> Requirement:
Copy out the listing in full, exactly as written, but not its pictures.

> Dataset records:
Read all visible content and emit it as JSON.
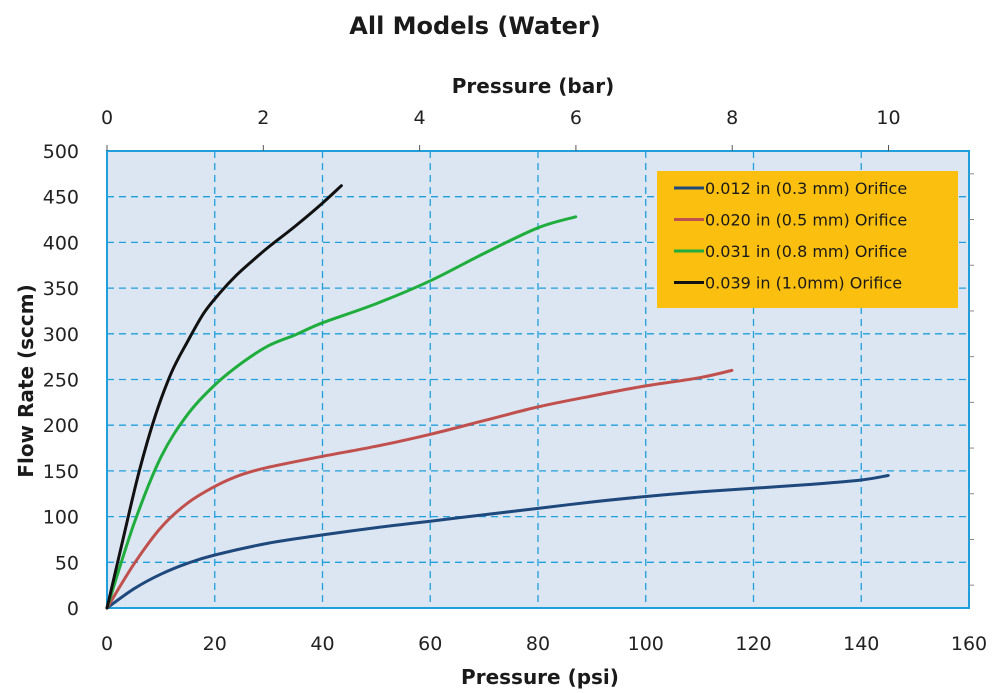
{
  "chart_data": {
    "type": "line",
    "title": "All Models (Water)",
    "xlabel": "Pressure (psi)",
    "x2label": "Pressure (bar)",
    "ylabel": "Flow Rate (sccm)",
    "xlim": [
      0,
      160
    ],
    "ylim": [
      0,
      500
    ],
    "x2lim": [
      0,
      11.03
    ],
    "x_ticks": [
      "0",
      "20",
      "40",
      "60",
      "80",
      "100",
      "120",
      "140",
      "160"
    ],
    "x2_ticks": [
      "0",
      "2",
      "4",
      "6",
      "8",
      "10"
    ],
    "y_ticks": [
      "0",
      "50",
      "100",
      "150",
      "200",
      "250",
      "300",
      "350",
      "400",
      "450",
      "500"
    ],
    "grid": true,
    "legend_position": "top-right",
    "colors": {
      "plot_bg": "#dce6f2",
      "grid": "#1f9fdc",
      "legend_bg": "#fbbf0f"
    },
    "series": [
      {
        "name": "0.012 in (0.3 mm) Orifice",
        "color": "#1f497d",
        "x": [
          0,
          5,
          10,
          15,
          20,
          30,
          40,
          50,
          60,
          70,
          80,
          90,
          100,
          110,
          120,
          130,
          140,
          145
        ],
        "y": [
          0,
          21,
          37,
          49,
          58,
          71,
          80,
          88,
          95,
          102,
          109,
          116,
          122,
          127,
          131,
          135,
          140,
          145
        ]
      },
      {
        "name": "0.020 in (0.5 mm) Orifice",
        "color": "#c0504d",
        "x": [
          0,
          5,
          10,
          15,
          20,
          25,
          30,
          40,
          50,
          60,
          70,
          80,
          90,
          100,
          110,
          116
        ],
        "y": [
          0,
          48,
          88,
          115,
          133,
          146,
          154,
          166,
          177,
          190,
          205,
          220,
          232,
          243,
          252,
          260
        ]
      },
      {
        "name": "0.031 in (0.8 mm) Orifice",
        "color": "#1fad3d",
        "x": [
          0,
          5,
          10,
          15,
          20,
          25,
          30,
          35,
          40,
          50,
          60,
          70,
          80,
          87
        ],
        "y": [
          0,
          92,
          165,
          212,
          244,
          268,
          287,
          299,
          312,
          333,
          358,
          388,
          416,
          428
        ]
      },
      {
        "name": "0.039 in (1.0mm) Orifice",
        "color": "#111111",
        "x": [
          0,
          3,
          6,
          9,
          12,
          15,
          18,
          21,
          24,
          27,
          30,
          35,
          40,
          43.5
        ],
        "y": [
          0,
          76,
          150,
          211,
          258,
          292,
          323,
          345,
          364,
          380,
          395,
          418,
          443,
          462
        ]
      }
    ]
  }
}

> Solution:
Read all visible content and emit it as JSON.
{
  "chart_data": {
    "type": "line",
    "title": "All Models (Water)",
    "xlabel": "Pressure (psi)",
    "x2label": "Pressure (bar)",
    "ylabel": "Flow Rate (sccm)",
    "xlim": [
      0,
      160
    ],
    "ylim": [
      0,
      500
    ],
    "x2lim": [
      0,
      11.03
    ],
    "x_ticks": [
      "0",
      "20",
      "40",
      "60",
      "80",
      "100",
      "120",
      "140",
      "160"
    ],
    "x2_ticks": [
      "0",
      "2",
      "4",
      "6",
      "8",
      "10"
    ],
    "y_ticks": [
      "0",
      "50",
      "100",
      "150",
      "200",
      "250",
      "300",
      "350",
      "400",
      "450",
      "500"
    ],
    "grid": true,
    "legend_position": "top-right",
    "colors": {
      "plot_bg": "#dce6f2",
      "grid": "#1f9fdc",
      "legend_bg": "#fbbf0f"
    },
    "series": [
      {
        "name": "0.012 in (0.3 mm) Orifice",
        "color": "#1f497d",
        "x": [
          0,
          5,
          10,
          15,
          20,
          30,
          40,
          50,
          60,
          70,
          80,
          90,
          100,
          110,
          120,
          130,
          140,
          145
        ],
        "y": [
          0,
          21,
          37,
          49,
          58,
          71,
          80,
          88,
          95,
          102,
          109,
          116,
          122,
          127,
          131,
          135,
          140,
          145
        ]
      },
      {
        "name": "0.020 in (0.5 mm) Orifice",
        "color": "#c0504d",
        "x": [
          0,
          5,
          10,
          15,
          20,
          25,
          30,
          40,
          50,
          60,
          70,
          80,
          90,
          100,
          110,
          116
        ],
        "y": [
          0,
          48,
          88,
          115,
          133,
          146,
          154,
          166,
          177,
          190,
          205,
          220,
          232,
          243,
          252,
          260
        ]
      },
      {
        "name": "0.031 in (0.8 mm) Orifice",
        "color": "#1fad3d",
        "x": [
          0,
          5,
          10,
          15,
          20,
          25,
          30,
          35,
          40,
          50,
          60,
          70,
          80,
          87
        ],
        "y": [
          0,
          92,
          165,
          212,
          244,
          268,
          287,
          299,
          312,
          333,
          358,
          388,
          416,
          428
        ]
      },
      {
        "name": "0.039 in (1.0mm) Orifice",
        "color": "#111111",
        "x": [
          0,
          3,
          6,
          9,
          12,
          15,
          18,
          21,
          24,
          27,
          30,
          35,
          40,
          43.5
        ],
        "y": [
          0,
          76,
          150,
          211,
          258,
          292,
          323,
          345,
          364,
          380,
          395,
          418,
          443,
          462
        ]
      }
    ]
  }
}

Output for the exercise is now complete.